§ **СПИСОК ЗАДАЧ**:
A. Чем, согласно тексту о Юрии Кузнецове, завершается каждый столп?
B. Перепишите дословно отрывок из текста о Юрии Кузнецове: начните со слов «Иосиф КУРАЛОВ. ПОСЛЕДНИЙ» и остановитесь после слов «великих русских поэтов.».

§ **ФРАГМЕНТ ИСТОЧНИКА**:
Иосиф КУРАЛОВ. ПОСЛЕДНИЙ ГИГАНТ ЭПОХИ. О Юрии Кузнецове – поэте и человеке
Иосиф КУРАЛОВ
ПОСЛЕДНИЙ ГИГАНТ ЭПОХИ
О Юрии Кузнецове – поэте и человеке
Юрий Кузнецов (Кузнецов Юрий Поликарпович, не путать с десятками однофамильцев-тезок) – гигант, стоящий в стороне от всех других великих русских поэтов.
Я вижу так: безграничное Русское Пространство и Время, и в нём – соразмерное им собрание Вершин Русской Поэзии, от Державина и Пушкина до Рубцова и Куняева. Каждая вершина напоминает огромный сияющий внутренним светом многокилометровой высоты столп, завершающийся серебристым куполом.

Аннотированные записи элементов

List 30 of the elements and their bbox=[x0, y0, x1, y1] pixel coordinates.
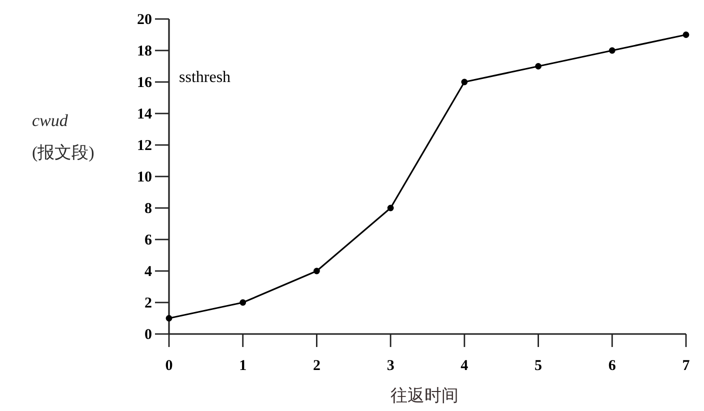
point bbox=[387, 204, 394, 212]
y-tick-label: 4 bbox=[144, 264, 152, 280]
point bbox=[608, 47, 616, 54]
x-tick-label: 7 bbox=[682, 358, 690, 374]
point bbox=[461, 78, 468, 86]
y-tick-label: 18 bbox=[137, 44, 152, 60]
y-tick-label: 0 bbox=[144, 327, 152, 343]
y-tick-label: 16 bbox=[137, 75, 152, 91]
x-tick-label: 0 bbox=[165, 358, 173, 374]
x-tick-label: 3 bbox=[386, 358, 394, 374]
x-axis-title: 往返时间 bbox=[390, 386, 458, 405]
y-tick-label: 14 bbox=[137, 106, 152, 122]
y-axis-title: cwud (报文段) bbox=[32, 111, 94, 162]
point bbox=[314, 268, 320, 274]
annotation: ssthresh bbox=[179, 69, 231, 86]
y-tick-label: 12 bbox=[137, 138, 152, 154]
point bbox=[535, 63, 542, 70]
y-tick-label: 20 bbox=[137, 12, 152, 28]
x-tick-label: 4 bbox=[460, 358, 469, 374]
y-tick-label: 8 bbox=[144, 201, 152, 217]
x-tick-label: 2 bbox=[312, 358, 320, 374]
point bbox=[166, 315, 172, 322]
y-tick-label: 6 bbox=[144, 232, 152, 248]
x-tick-label: 6 bbox=[608, 358, 616, 374]
point bbox=[682, 32, 690, 38]
x-tick-label: 1 bbox=[239, 358, 247, 374]
y-tick-label: 10 bbox=[137, 170, 152, 186]
x-tick-label: 5 bbox=[534, 358, 542, 374]
y-tick-label: 2 bbox=[144, 296, 152, 312]
point bbox=[240, 299, 246, 306]
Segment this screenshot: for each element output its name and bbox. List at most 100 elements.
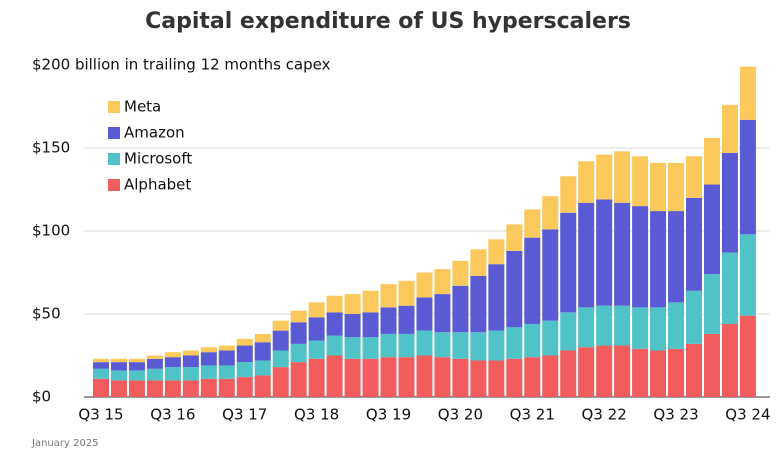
bar-segment xyxy=(128,358,145,363)
bar-segment xyxy=(290,362,307,397)
bar-segment xyxy=(434,294,451,333)
bar-segment xyxy=(380,307,397,334)
bar-segment xyxy=(272,367,289,397)
legend-swatch xyxy=(108,153,120,165)
bar-segment xyxy=(542,229,559,321)
x-tick-label: Q3 19 xyxy=(366,406,411,424)
bar-segment xyxy=(578,347,595,397)
bar-segment xyxy=(218,365,235,379)
bar-segment xyxy=(290,310,307,323)
bar-segment xyxy=(721,323,738,397)
bar-segment xyxy=(488,239,505,265)
bar-segment xyxy=(344,314,361,338)
bar-segment xyxy=(146,368,163,381)
bar-segment xyxy=(236,345,253,363)
bar-segment xyxy=(721,152,738,253)
bar-segment xyxy=(739,119,756,235)
bar-segment xyxy=(200,365,217,379)
bar-segment xyxy=(362,337,379,359)
bar-segment xyxy=(110,358,127,363)
bar-segment xyxy=(380,333,397,358)
bar-segment xyxy=(632,348,649,397)
x-tick-label: Q3 24 xyxy=(725,406,770,424)
bar-segment xyxy=(146,355,163,359)
bar-segment xyxy=(164,367,181,381)
x-tick-label: Q3 21 xyxy=(510,406,555,424)
bar-segment xyxy=(308,358,325,397)
bar-segment xyxy=(182,367,199,381)
bar-segment xyxy=(488,330,505,361)
bar-segment xyxy=(542,196,559,230)
bar-segment xyxy=(452,332,469,359)
bar-segment xyxy=(452,260,469,286)
bar-segment xyxy=(739,234,756,316)
bar-segment xyxy=(272,350,289,368)
bar-segment xyxy=(254,333,271,343)
bar-segment xyxy=(398,333,415,358)
bar-segment xyxy=(703,274,720,334)
bar-segment xyxy=(380,357,397,397)
x-tick-label: Q3 18 xyxy=(294,406,339,424)
bar-segment xyxy=(416,330,433,356)
bar-segment xyxy=(128,370,145,381)
y-axis-label: $200 billion in trailing 12 months capex xyxy=(32,56,331,74)
x-tick-label: Q3 23 xyxy=(653,406,698,424)
bar-segment xyxy=(362,358,379,397)
bar-segment xyxy=(452,358,469,397)
bar-segment xyxy=(703,138,720,185)
bar-segment xyxy=(272,320,289,331)
bar-segment xyxy=(110,370,127,381)
legend-label: Alphabet xyxy=(124,176,191,194)
bar-segment xyxy=(506,327,523,359)
bar-segment xyxy=(668,348,685,397)
bar-segment xyxy=(308,302,325,318)
bar-segment xyxy=(470,249,487,276)
bar-segment xyxy=(344,294,361,314)
bar-segment xyxy=(164,352,181,358)
bar-segment xyxy=(254,360,271,376)
bar-segment xyxy=(254,375,271,397)
bar-segment xyxy=(596,154,613,200)
bar-segment xyxy=(668,211,685,303)
bar-segment xyxy=(308,317,325,341)
bar-segment xyxy=(739,315,756,397)
bar-segment xyxy=(703,184,720,275)
bar-segment xyxy=(236,338,253,346)
bar-segment xyxy=(668,162,685,212)
bar-segment xyxy=(200,352,217,366)
bar-segment xyxy=(380,284,397,308)
bar-segment xyxy=(668,302,685,349)
bar-segment xyxy=(686,156,703,198)
bar-segment xyxy=(434,357,451,397)
bar-segment xyxy=(650,162,667,212)
bar-segment xyxy=(578,202,595,308)
y-tick-label: $100 xyxy=(32,222,70,240)
bar-segment xyxy=(93,358,109,363)
bar-segment xyxy=(524,237,541,324)
bar-segment xyxy=(326,312,343,336)
bar-segment xyxy=(614,345,631,397)
bar-segment xyxy=(416,297,433,331)
bar-segment xyxy=(560,350,577,397)
x-tick-label: Q3 17 xyxy=(222,406,267,424)
bar-segment xyxy=(506,358,523,397)
bar-segment xyxy=(632,206,649,308)
x-tick-label: Q3 16 xyxy=(150,406,195,424)
bar-segment xyxy=(560,212,577,313)
bar-segment xyxy=(578,161,595,203)
bar-segment xyxy=(272,330,289,351)
bar-segment xyxy=(110,380,127,397)
x-tick-label: Q3 20 xyxy=(438,406,483,424)
bar-segment xyxy=(614,305,631,346)
bar-segment xyxy=(524,323,541,358)
footnote: January 2025 xyxy=(31,438,99,449)
bar-segment xyxy=(739,66,756,120)
bar-segment xyxy=(146,380,163,397)
bar-segment xyxy=(326,355,343,397)
bar-segment xyxy=(182,350,199,356)
bar-segment xyxy=(164,380,181,397)
bar-segment xyxy=(164,357,181,368)
bar-segment xyxy=(434,269,451,295)
bar-segment xyxy=(362,290,379,313)
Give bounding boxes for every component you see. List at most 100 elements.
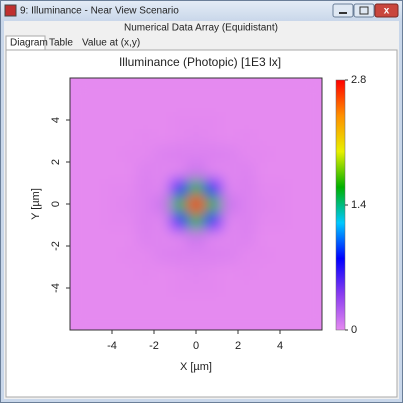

§ **РЕШЕНИЯ**:
A. Серебристым куполом.

B.
Иосиф КУРАЛОВ. ПОСЛЕДНИЙ ГИГАНТ ЭПОХИ. О Юрии Кузнецове – поэте и человеке
Иосиф КУРАЛОВ
ПОСЛЕДНИЙ ГИГАНТ ЭПОХИ
О Юрии Кузнецове – поэте и человеке
Юрий Кузнецов (Кузнецов Юрий Поликарпович, не путать с десятками однофамильцев-тезок) – гигант, стоящий в стороне от всех других великих русских поэтов.